BEGIN EXERCISE MATERIALS

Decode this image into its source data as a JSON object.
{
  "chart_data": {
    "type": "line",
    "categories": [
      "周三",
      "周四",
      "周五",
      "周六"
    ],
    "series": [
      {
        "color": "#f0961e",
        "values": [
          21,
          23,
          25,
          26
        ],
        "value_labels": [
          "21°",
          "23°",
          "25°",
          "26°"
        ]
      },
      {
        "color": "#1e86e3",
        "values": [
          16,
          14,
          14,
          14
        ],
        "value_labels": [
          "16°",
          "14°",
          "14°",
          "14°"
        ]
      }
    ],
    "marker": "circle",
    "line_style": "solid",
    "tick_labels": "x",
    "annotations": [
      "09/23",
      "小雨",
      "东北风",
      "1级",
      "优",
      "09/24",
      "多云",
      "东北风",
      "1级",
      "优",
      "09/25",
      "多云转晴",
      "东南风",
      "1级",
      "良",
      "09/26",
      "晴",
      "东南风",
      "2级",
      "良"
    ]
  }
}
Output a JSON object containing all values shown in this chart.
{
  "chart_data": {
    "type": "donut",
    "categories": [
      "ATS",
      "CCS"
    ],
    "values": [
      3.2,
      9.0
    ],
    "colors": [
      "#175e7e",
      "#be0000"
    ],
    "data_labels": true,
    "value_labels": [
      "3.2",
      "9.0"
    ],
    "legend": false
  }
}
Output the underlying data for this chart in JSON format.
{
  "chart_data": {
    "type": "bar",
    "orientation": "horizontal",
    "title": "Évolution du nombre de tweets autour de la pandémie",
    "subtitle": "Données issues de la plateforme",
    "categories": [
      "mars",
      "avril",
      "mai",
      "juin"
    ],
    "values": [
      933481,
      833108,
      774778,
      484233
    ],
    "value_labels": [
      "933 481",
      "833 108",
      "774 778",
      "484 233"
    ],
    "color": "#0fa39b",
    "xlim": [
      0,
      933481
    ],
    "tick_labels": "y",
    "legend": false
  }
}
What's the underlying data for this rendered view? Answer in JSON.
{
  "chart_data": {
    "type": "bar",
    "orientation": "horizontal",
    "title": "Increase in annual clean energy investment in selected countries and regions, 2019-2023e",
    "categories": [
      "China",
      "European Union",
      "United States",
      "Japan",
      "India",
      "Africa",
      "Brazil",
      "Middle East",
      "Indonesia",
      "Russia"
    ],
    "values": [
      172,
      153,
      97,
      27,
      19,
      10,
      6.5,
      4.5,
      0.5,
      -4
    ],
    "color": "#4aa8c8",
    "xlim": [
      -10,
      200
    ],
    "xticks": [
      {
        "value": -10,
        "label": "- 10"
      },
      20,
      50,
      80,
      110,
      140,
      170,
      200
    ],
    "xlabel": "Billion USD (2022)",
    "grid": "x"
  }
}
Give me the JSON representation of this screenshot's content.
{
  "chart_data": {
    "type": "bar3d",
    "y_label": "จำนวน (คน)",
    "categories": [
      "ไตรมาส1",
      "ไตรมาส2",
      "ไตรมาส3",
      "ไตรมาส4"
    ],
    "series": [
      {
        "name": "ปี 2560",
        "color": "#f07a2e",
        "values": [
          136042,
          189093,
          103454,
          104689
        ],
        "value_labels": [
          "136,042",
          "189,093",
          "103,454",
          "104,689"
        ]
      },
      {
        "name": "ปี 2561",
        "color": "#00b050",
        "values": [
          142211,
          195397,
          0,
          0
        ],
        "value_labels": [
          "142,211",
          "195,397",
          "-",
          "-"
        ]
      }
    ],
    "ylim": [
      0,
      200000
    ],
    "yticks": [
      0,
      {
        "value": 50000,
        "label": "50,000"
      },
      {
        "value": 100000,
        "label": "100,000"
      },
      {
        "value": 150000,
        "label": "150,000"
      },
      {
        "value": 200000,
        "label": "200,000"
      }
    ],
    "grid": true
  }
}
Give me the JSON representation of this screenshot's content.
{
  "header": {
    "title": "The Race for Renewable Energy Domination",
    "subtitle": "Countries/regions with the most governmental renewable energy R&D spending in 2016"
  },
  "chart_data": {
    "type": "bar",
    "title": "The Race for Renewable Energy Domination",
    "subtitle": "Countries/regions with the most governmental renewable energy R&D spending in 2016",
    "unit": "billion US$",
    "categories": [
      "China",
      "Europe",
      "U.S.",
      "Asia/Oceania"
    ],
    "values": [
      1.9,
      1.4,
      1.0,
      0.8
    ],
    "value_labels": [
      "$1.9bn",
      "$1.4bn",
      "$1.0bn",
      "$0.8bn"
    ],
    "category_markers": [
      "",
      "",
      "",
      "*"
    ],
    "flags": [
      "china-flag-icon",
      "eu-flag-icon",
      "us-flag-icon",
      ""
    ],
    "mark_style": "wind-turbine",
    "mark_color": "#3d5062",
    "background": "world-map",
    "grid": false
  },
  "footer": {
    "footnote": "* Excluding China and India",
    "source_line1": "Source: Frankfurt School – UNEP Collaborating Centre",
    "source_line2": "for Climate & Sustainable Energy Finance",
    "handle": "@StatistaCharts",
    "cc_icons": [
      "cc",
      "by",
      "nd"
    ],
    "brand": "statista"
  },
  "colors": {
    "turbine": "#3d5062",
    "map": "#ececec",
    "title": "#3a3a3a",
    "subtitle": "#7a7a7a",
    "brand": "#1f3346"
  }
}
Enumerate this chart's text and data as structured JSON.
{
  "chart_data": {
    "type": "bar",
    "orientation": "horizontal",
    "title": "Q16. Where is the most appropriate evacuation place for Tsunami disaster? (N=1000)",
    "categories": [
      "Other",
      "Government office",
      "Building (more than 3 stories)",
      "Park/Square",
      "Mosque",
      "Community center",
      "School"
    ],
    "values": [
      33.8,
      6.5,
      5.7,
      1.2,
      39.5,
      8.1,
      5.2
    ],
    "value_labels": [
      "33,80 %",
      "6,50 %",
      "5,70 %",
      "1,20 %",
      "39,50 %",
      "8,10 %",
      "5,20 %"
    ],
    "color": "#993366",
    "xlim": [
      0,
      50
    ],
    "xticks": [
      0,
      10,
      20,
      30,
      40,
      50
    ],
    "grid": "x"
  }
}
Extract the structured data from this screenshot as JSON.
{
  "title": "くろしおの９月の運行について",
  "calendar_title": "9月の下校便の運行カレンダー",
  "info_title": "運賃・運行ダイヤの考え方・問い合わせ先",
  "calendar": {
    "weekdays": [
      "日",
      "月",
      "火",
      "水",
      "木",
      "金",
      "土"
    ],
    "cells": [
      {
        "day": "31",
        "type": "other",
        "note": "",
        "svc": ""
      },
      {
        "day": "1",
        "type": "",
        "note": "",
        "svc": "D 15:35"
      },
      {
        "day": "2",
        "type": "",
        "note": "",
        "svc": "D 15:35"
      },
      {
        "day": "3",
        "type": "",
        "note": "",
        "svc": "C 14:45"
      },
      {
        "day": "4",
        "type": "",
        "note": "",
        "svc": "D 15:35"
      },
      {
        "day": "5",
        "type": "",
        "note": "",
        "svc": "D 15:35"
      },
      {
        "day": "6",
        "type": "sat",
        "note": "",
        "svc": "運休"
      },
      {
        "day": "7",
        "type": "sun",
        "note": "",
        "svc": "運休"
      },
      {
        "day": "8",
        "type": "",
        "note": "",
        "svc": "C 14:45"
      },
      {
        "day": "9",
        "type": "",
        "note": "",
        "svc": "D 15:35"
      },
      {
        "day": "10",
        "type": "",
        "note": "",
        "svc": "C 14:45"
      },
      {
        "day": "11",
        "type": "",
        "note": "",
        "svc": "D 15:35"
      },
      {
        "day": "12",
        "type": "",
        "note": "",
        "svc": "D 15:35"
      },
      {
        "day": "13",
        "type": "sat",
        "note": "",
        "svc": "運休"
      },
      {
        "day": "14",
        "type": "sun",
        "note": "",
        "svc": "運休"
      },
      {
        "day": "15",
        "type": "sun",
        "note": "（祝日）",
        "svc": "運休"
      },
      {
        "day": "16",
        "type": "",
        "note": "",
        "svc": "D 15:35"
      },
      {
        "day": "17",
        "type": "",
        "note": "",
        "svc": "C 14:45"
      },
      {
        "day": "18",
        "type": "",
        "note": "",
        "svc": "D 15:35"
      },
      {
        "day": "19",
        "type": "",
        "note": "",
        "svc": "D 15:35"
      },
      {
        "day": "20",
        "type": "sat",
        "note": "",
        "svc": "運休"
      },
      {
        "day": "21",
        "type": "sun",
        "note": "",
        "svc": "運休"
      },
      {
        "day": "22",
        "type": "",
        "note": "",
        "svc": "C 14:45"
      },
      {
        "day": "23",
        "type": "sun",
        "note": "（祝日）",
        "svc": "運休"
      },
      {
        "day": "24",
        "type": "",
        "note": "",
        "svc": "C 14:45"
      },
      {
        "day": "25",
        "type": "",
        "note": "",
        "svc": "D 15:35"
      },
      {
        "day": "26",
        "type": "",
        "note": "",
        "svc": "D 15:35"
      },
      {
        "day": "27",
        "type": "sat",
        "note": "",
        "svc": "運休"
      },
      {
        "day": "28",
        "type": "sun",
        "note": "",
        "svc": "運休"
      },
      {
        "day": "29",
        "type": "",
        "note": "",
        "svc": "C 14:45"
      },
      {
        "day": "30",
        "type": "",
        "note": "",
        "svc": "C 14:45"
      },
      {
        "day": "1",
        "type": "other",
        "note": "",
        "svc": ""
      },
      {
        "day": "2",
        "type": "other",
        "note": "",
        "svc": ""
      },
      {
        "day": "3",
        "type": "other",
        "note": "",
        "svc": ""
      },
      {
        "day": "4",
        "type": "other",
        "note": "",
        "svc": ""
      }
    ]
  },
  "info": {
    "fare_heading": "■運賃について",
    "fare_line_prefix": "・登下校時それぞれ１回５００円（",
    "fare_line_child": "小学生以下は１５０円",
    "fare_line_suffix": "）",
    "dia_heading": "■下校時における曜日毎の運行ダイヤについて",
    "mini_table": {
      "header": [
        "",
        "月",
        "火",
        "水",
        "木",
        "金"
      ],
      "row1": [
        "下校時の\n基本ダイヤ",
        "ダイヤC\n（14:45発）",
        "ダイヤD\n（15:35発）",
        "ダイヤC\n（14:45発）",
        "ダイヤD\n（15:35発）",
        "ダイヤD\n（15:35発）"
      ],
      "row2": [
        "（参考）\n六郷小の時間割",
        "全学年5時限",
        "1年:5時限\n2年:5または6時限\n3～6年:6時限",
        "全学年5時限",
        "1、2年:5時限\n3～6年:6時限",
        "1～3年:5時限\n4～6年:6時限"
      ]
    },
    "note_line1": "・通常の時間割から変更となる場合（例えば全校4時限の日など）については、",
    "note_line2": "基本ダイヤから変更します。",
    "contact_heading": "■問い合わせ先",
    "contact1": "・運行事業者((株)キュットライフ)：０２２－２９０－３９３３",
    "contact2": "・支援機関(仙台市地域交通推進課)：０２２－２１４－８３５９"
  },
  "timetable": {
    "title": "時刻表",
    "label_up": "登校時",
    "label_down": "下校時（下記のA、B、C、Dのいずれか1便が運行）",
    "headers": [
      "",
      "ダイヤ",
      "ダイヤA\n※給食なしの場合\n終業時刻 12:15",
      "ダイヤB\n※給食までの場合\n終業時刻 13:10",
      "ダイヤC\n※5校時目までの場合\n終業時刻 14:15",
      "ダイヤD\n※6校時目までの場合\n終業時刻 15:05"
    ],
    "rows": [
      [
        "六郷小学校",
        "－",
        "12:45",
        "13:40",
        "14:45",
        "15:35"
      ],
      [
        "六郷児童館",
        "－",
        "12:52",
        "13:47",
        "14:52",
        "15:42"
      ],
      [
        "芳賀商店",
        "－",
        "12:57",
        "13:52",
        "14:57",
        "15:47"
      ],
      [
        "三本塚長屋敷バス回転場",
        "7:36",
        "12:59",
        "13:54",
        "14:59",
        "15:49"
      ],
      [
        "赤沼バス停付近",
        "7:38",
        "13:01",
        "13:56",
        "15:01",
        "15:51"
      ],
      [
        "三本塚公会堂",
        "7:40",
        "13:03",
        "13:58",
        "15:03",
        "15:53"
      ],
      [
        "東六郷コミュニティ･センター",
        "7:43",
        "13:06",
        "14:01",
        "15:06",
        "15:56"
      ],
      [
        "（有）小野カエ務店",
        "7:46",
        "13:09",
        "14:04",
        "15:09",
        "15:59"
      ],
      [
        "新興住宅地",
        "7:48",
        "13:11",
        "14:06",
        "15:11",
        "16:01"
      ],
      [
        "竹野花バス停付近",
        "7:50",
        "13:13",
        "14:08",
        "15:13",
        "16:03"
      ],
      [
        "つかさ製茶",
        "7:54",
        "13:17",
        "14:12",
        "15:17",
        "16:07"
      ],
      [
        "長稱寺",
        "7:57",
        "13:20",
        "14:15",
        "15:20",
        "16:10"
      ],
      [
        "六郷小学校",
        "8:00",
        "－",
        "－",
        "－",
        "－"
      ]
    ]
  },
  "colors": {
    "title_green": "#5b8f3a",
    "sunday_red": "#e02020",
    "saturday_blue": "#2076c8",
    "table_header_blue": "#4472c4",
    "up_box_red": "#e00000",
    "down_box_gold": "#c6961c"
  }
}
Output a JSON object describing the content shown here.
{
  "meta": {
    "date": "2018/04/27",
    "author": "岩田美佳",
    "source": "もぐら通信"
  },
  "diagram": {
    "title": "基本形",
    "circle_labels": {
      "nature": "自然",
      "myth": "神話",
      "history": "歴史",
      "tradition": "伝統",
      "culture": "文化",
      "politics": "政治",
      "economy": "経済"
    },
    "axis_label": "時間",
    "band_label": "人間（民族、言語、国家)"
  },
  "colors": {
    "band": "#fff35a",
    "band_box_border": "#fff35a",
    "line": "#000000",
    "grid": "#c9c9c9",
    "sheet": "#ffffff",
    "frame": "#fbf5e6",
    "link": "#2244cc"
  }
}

END EXERCISE MATERIALS

GOAL OF THE EXERCISE:
Only the lines from the one that contains "Output a JSON object describing" to the end of the entries above should be given again, exactly and in full.

EXERCISE OUTPUT:
Output a JSON object describing the content shown here.
{
  "meta": {
    "date": "2018/04/27",
    "author": "岩田美佳",
    "source": "もぐら通信"
  },
  "diagram": {
    "title": "基本形",
    "circle_labels": {
      "nature": "自然",
      "myth": "神話",
      "history": "歴史",
      "tradition": "伝統",
      "culture": "文化",
      "politics": "政治",
      "economy": "経済"
    },
    "axis_label": "時間",
    "band_label": "人間（民族、言語、国家)"
  },
  "colors": {
    "band": "#fff35a",
    "band_box_border": "#fff35a",
    "line": "#000000",
    "grid": "#c9c9c9",
    "sheet": "#ffffff",
    "frame": "#fbf5e6",
    "link": "#2244cc"
  }
}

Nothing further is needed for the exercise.